* [STATED EXERCISE] Where a line holds the string "Jerseys", return that line.

* [TASK DATA]

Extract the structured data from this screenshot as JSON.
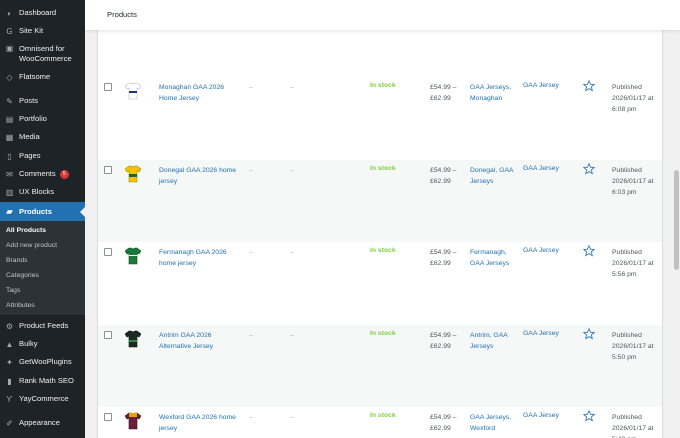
{
  "topbar": {
    "title": "Products"
  },
  "sidebar": {
    "items": [
      {
        "label": "Dashboard",
        "icon": "dashboard-icon"
      },
      {
        "label": "Site Kit",
        "icon": "sitekit-icon"
      },
      {
        "label": "Omnisend for WooCommerce",
        "icon": "omnisend-icon"
      },
      {
        "label": "Flatsome",
        "icon": "flatsome-icon"
      },
      {
        "label": "Posts",
        "icon": "pin-icon"
      },
      {
        "label": "Portfolio",
        "icon": "portfolio-icon"
      },
      {
        "label": "Media",
        "icon": "media-icon"
      },
      {
        "label": "Pages",
        "icon": "pages-icon"
      },
      {
        "label": "Comments",
        "icon": "comments-icon",
        "badge": "5"
      },
      {
        "label": "UX Blocks",
        "icon": "blocks-icon"
      },
      {
        "label": "Products",
        "icon": "products-icon"
      },
      {
        "label": "Product Feeds",
        "icon": "feeds-icon"
      },
      {
        "label": "Bulky",
        "icon": "bulky-icon"
      },
      {
        "label": "GetWooPlugins",
        "icon": "plugins-icon"
      },
      {
        "label": "Rank Math SEO",
        "icon": "rankmath-icon"
      },
      {
        "label": "YayCommerce",
        "icon": "yay-icon"
      },
      {
        "label": "Appearance",
        "icon": "appearance-icon"
      }
    ],
    "submenu": [
      "All Products",
      "Add new product",
      "Brands",
      "Categories",
      "Tags",
      "Attributes"
    ]
  },
  "products": [
    {
      "name": "Monaghan GAA 2026 Home Jersey",
      "sku": "–",
      "weight": "–",
      "stock": "In stock",
      "price_low": "£54.99 –",
      "price_high": "£62.99",
      "categories": "GAA Jerseys, Monaghan",
      "tags": "GAA Jersey",
      "date": "Published 2026/01/17 at 6:08 pm",
      "jersey_color": "#ffffff",
      "jersey_trim": "#1e3a7a"
    },
    {
      "name": "Donegal GAA 2026 home jersey",
      "sku": "–",
      "weight": "–",
      "stock": "In stock",
      "price_low": "£54.99 –",
      "price_high": "£62.99",
      "categories": "Donegal, GAA Jerseys",
      "tags": "GAA Jersey",
      "date": "Published 2026/01/17 at 6:03 pm",
      "jersey_color": "#f2c200",
      "jersey_trim": "#0c6b2e"
    },
    {
      "name": "Fermanagh GAA 2026 home jersey",
      "sku": "–",
      "weight": "–",
      "stock": "In stock",
      "price_low": "£54.99 –",
      "price_high": "£62.99",
      "categories": "Fermanagh, GAA Jerseys",
      "tags": "GAA Jersey",
      "date": "Published 2026/01/17 at 5:56 pm",
      "jersey_color": "#1a7a3a",
      "jersey_trim": "#ffffff"
    },
    {
      "name": "Antrim GAA 2026 Alternative Jersey",
      "sku": "–",
      "weight": "–",
      "stock": "In stock",
      "price_low": "£54.99 –",
      "price_high": "£62.99",
      "categories": "Antrim, GAA Jerseys",
      "tags": "GAA Jersey",
      "date": "Published 2026/01/17 at 5:50 pm",
      "jersey_color": "#1c2b22",
      "jersey_trim": "#2e8b3e"
    },
    {
      "name": "Wexford GAA 2026 home jersey",
      "sku": "–",
      "weight": "–",
      "stock": "In stock",
      "price_low": "£54.99 –",
      "price_high": "£62.99",
      "categories": "GAA Jerseys, Wexford",
      "tags": "GAA Jersey",
      "date": "Published 2026/01/17 at 5:42 pm",
      "jersey_color": "#6b1d3d",
      "jersey_trim": "#e0a800"
    }
  ],
  "colors": {
    "accent": "#2271b1",
    "sidebar_bg": "#1d2327",
    "in_stock": "#7ad03a"
  }
}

* [SOLUTION TO THE PROBLEM]
      "categories": "GAA Jerseys, Monaghan",
      "categories": "Donegal, GAA Jerseys",
      "categories": "Fermanagh, GAA Jerseys",
      "categories": "Antrim, GAA Jerseys",
      "categories": "GAA Jerseys, Wexford",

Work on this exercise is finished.